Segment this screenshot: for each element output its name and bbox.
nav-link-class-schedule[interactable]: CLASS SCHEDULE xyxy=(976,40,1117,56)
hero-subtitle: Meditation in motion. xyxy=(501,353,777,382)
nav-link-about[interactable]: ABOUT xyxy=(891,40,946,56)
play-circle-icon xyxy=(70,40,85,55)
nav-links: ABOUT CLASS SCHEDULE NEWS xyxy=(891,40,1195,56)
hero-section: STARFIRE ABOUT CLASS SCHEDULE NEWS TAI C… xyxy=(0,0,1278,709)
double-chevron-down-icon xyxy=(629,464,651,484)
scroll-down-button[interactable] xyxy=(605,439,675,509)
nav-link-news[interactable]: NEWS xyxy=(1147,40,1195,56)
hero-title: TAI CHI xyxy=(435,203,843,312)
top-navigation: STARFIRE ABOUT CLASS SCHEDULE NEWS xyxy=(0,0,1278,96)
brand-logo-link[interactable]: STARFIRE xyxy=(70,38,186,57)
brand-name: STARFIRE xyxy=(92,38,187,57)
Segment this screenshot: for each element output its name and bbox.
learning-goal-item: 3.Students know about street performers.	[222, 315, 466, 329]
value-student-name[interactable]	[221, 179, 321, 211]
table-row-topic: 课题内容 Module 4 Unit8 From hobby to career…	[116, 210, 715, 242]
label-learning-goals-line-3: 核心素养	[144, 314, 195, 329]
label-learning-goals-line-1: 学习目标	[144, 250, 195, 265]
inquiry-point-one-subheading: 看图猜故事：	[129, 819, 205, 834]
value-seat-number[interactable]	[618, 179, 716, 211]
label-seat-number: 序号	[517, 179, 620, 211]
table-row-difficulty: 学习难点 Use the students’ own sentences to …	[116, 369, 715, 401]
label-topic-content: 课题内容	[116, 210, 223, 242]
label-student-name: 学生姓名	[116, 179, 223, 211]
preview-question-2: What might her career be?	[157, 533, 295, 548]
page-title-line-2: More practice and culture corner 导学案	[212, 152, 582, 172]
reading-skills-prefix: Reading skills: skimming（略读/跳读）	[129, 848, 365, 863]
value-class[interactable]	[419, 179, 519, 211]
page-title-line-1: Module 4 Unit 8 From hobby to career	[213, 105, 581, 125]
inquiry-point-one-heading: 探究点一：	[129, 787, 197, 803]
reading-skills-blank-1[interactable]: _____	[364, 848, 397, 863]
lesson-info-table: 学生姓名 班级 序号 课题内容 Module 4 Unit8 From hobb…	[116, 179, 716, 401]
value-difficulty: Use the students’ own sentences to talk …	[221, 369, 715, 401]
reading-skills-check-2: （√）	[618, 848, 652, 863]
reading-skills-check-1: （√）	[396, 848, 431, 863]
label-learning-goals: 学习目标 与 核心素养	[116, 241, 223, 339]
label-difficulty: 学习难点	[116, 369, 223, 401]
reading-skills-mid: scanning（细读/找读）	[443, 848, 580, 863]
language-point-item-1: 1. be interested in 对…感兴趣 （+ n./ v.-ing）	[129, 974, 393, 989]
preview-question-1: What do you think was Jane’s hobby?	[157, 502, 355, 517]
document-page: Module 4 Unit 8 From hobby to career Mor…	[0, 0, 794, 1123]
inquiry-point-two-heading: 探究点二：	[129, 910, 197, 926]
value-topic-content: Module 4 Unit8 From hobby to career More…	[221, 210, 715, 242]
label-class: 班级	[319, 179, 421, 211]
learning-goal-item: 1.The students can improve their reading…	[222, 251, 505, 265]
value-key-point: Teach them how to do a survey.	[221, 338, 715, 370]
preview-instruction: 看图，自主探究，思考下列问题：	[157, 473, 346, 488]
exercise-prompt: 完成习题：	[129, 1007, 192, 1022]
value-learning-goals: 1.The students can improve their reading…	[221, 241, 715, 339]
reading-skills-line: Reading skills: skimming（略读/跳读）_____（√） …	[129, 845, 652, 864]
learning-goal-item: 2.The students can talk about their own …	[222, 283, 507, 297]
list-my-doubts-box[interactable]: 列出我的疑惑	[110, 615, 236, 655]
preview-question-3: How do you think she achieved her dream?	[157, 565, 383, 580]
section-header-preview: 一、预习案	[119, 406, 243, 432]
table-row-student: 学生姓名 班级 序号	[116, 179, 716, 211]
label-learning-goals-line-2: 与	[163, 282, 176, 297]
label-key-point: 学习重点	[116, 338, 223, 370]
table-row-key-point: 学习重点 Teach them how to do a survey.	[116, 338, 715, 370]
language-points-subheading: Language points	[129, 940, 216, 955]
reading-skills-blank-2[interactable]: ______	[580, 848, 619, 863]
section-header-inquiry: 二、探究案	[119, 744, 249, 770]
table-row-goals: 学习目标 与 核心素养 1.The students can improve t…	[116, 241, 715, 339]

▸ **What you will do**:
Copy out every line of the listing above, character for character, changing nothing and leaving nothing out.

▸ **Solution for this exercise**:
Segment this screenshot: for each element output its name and bbox.
nav-link-class-schedule[interactable]: CLASS SCHEDULE xyxy=(976,40,1117,56)
hero-subtitle: Meditation in motion. xyxy=(501,353,777,382)
nav-link-about[interactable]: ABOUT xyxy=(891,40,946,56)
play-circle-icon xyxy=(70,40,85,55)
nav-links: ABOUT CLASS SCHEDULE NEWS xyxy=(891,40,1195,56)
hero-section: STARFIRE ABOUT CLASS SCHEDULE NEWS TAI C… xyxy=(0,0,1278,709)
double-chevron-down-icon xyxy=(629,464,651,484)
scroll-down-button[interactable] xyxy=(605,439,675,509)
nav-link-news[interactable]: NEWS xyxy=(1147,40,1195,56)
hero-title: TAI CHI xyxy=(435,203,843,312)
top-navigation: STARFIRE ABOUT CLASS SCHEDULE NEWS xyxy=(0,0,1278,96)
brand-logo-link[interactable]: STARFIRE xyxy=(70,38,186,57)
brand-name: STARFIRE xyxy=(92,38,187,57)
Segment this screenshot: for each element output its name and bbox.
learning-goal-item: 3.Students know about street performers.	[222, 315, 466, 329]
value-student-name[interactable]	[221, 179, 321, 211]
table-row-topic: 课题内容 Module 4 Unit8 From hobby to career…	[116, 210, 715, 242]
label-learning-goals-line-3: 核心素养	[144, 314, 195, 329]
label-learning-goals-line-1: 学习目标	[144, 250, 195, 265]
inquiry-point-one-subheading: 看图猜故事：	[129, 819, 205, 834]
value-seat-number[interactable]	[618, 179, 716, 211]
label-seat-number: 序号	[517, 179, 620, 211]
table-row-difficulty: 学习难点 Use the students’ own sentences to …	[116, 369, 715, 401]
label-topic-content: 课题内容	[116, 210, 223, 242]
label-student-name: 学生姓名	[116, 179, 223, 211]
preview-question-2: What might her career be?	[157, 533, 295, 548]
page-title-line-2: More practice and culture corner 导学案	[212, 152, 582, 172]
reading-skills-prefix: Reading skills: skimming（略读/跳读）	[129, 848, 365, 863]
value-class[interactable]	[419, 179, 519, 211]
page-title-line-1: Module 4 Unit 8 From hobby to career	[213, 105, 581, 125]
inquiry-point-one-heading: 探究点一：	[129, 787, 197, 803]
reading-skills-blank-1[interactable]: _____	[364, 848, 397, 863]
lesson-info-table: 学生姓名 班级 序号 课题内容 Module 4 Unit8 From hobb…	[116, 179, 716, 401]
value-difficulty: Use the students’ own sentences to talk …	[221, 369, 715, 401]
reading-skills-check-2: （√）	[618, 848, 652, 863]
reading-skills-check-1: （√）	[396, 848, 431, 863]
label-learning-goals: 学习目标 与 核心素养	[116, 241, 223, 339]
label-difficulty: 学习难点	[116, 369, 223, 401]
reading-skills-mid: scanning（细读/找读）	[443, 848, 580, 863]
language-point-item-1: 1. be interested in 对…感兴趣 （+ n./ v.-ing）	[129, 974, 393, 989]
preview-question-1: What do you think was Jane’s hobby?	[157, 502, 355, 517]
document-page: Module 4 Unit 8 From hobby to career Mor…	[0, 0, 794, 1123]
inquiry-point-two-heading: 探究点二：	[129, 910, 197, 926]
value-topic-content: Module 4 Unit8 From hobby to career More…	[221, 210, 715, 242]
label-class: 班级	[319, 179, 421, 211]
learning-goal-item: 1.The students can improve their reading…	[222, 251, 505, 265]
value-key-point: Teach them how to do a survey.	[221, 338, 715, 370]
preview-instruction: 看图，自主探究，思考下列问题：	[157, 473, 346, 488]
exercise-prompt: 完成习题：	[129, 1007, 192, 1022]
value-learning-goals: 1.The students can improve their reading…	[221, 241, 715, 339]
reading-skills-line: Reading skills: skimming（略读/跳读）_____（√） …	[129, 845, 652, 864]
learning-goal-item: 2.The students can talk about their own …	[222, 283, 507, 297]
list-my-doubts-box[interactable]: 列出我的疑惑	[110, 615, 236, 655]
preview-question-3: How do you think she achieved her dream?	[157, 565, 383, 580]
section-header-preview: 一、预习案	[119, 406, 243, 432]
table-row-student: 学生姓名 班级 序号	[116, 179, 716, 211]
label-learning-goals-line-2: 与	[163, 282, 176, 297]
label-key-point: 学习重点	[116, 338, 223, 370]
table-row-key-point: 学习重点 Teach them how to do a survey.	[116, 338, 715, 370]
language-points-subheading: Language points	[129, 940, 216, 955]
reading-skills-blank-2[interactable]: ______	[580, 848, 619, 863]
section-header-inquiry: 二、探究案	[119, 744, 249, 770]
table-row-goals: 学习目标 与 核心素养 1.The students can improve t…	[116, 241, 715, 339]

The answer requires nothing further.